● **Task description**:
Retype all the entries word for word, but omit the pictures.

● **Data shown**:
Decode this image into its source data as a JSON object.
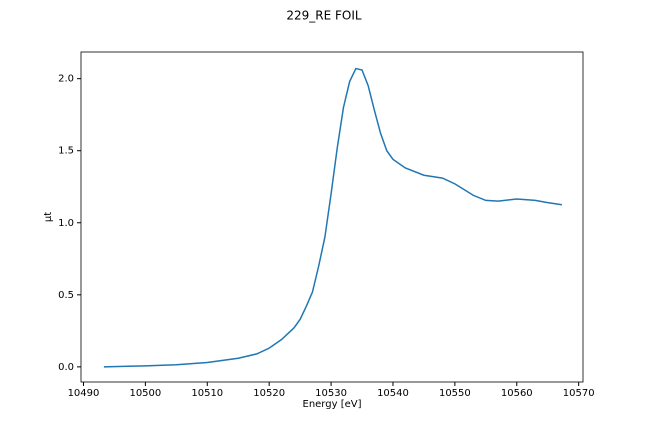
{
  "chart_data": {
    "type": "line",
    "title": "229_RE FOIL",
    "xlabel": "Energy [eV]",
    "ylabel": "μt",
    "x": [
      10493.3,
      10500,
      10505,
      10510,
      10515,
      10518,
      10520,
      10522,
      10524,
      10525,
      10526,
      10527,
      10528,
      10529,
      10530,
      10531,
      10532,
      10533,
      10534,
      10535,
      10536,
      10537,
      10538,
      10539,
      10540,
      10542,
      10545,
      10548,
      10550,
      10553,
      10555,
      10557,
      10560,
      10563,
      10565,
      10567.3
    ],
    "series": [
      {
        "color": "#1f77b4",
        "values": [
          0.0,
          0.007,
          0.015,
          0.03,
          0.06,
          0.09,
          0.13,
          0.19,
          0.27,
          0.33,
          0.42,
          0.52,
          0.7,
          0.9,
          1.2,
          1.52,
          1.8,
          1.98,
          2.07,
          2.06,
          1.95,
          1.78,
          1.62,
          1.5,
          1.44,
          1.38,
          1.33,
          1.31,
          1.27,
          1.19,
          1.155,
          1.15,
          1.165,
          1.155,
          1.14,
          1.125
        ]
      }
    ],
    "xlim": [
      10489.6,
      10570.7
    ],
    "ylim": [
      -0.105,
      2.185
    ],
    "xticks": [
      10490,
      10500,
      10510,
      10520,
      10530,
      10540,
      10550,
      10560,
      10570
    ],
    "yticks": [
      {
        "value": 0,
        "label": "0.0"
      },
      {
        "value": 0.5,
        "label": "0.5"
      },
      {
        "value": 1,
        "label": "1.0"
      },
      {
        "value": 1.5,
        "label": "1.5"
      },
      {
        "value": 2,
        "label": "2.0"
      }
    ]
  }
}
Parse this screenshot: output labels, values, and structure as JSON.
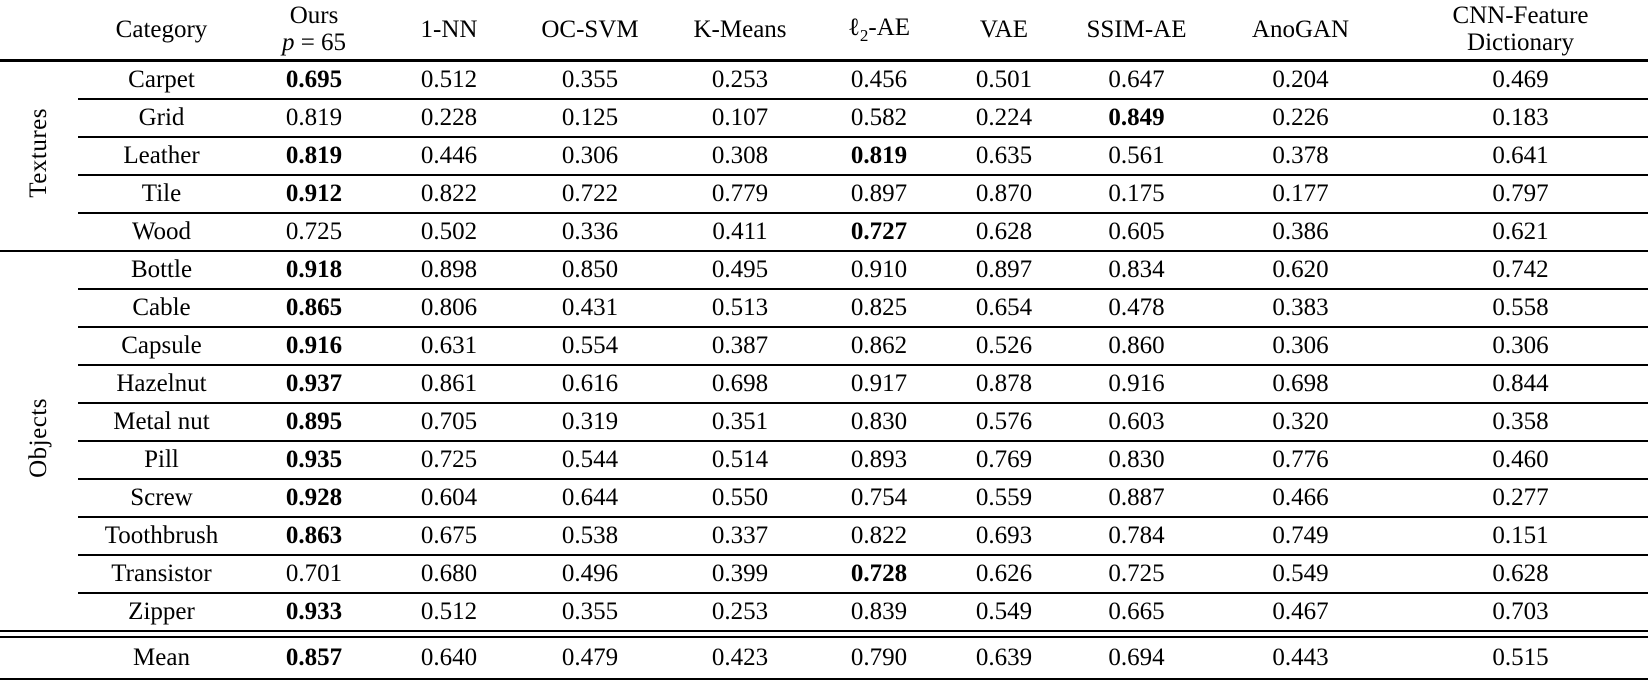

● **Full answer**:
Decode this image into its source data as a JSON object.
{
  "chart_data": {
    "type": "line",
    "title": "229_RE FOIL",
    "xlabel": "Energy [eV]",
    "ylabel": "μt",
    "x": [
      10493.3,
      10500,
      10505,
      10510,
      10515,
      10518,
      10520,
      10522,
      10524,
      10525,
      10526,
      10527,
      10528,
      10529,
      10530,
      10531,
      10532,
      10533,
      10534,
      10535,
      10536,
      10537,
      10538,
      10539,
      10540,
      10542,
      10545,
      10548,
      10550,
      10553,
      10555,
      10557,
      10560,
      10563,
      10565,
      10567.3
    ],
    "series": [
      {
        "color": "#1f77b4",
        "values": [
          0.0,
          0.007,
          0.015,
          0.03,
          0.06,
          0.09,
          0.13,
          0.19,
          0.27,
          0.33,
          0.42,
          0.52,
          0.7,
          0.9,
          1.2,
          1.52,
          1.8,
          1.98,
          2.07,
          2.06,
          1.95,
          1.78,
          1.62,
          1.5,
          1.44,
          1.38,
          1.33,
          1.31,
          1.27,
          1.19,
          1.155,
          1.15,
          1.165,
          1.155,
          1.14,
          1.125
        ]
      }
    ],
    "xlim": [
      10489.6,
      10570.7
    ],
    "ylim": [
      -0.105,
      2.185
    ],
    "xticks": [
      10490,
      10500,
      10510,
      10520,
      10530,
      10540,
      10550,
      10560,
      10570
    ],
    "yticks": [
      {
        "value": 0,
        "label": "0.0"
      },
      {
        "value": 0.5,
        "label": "0.5"
      },
      {
        "value": 1,
        "label": "1.0"
      },
      {
        "value": 1.5,
        "label": "1.5"
      },
      {
        "value": 2,
        "label": "2.0"
      }
    ]
  }
}
Parse this screenshot: output labels, values, and structure as JSON.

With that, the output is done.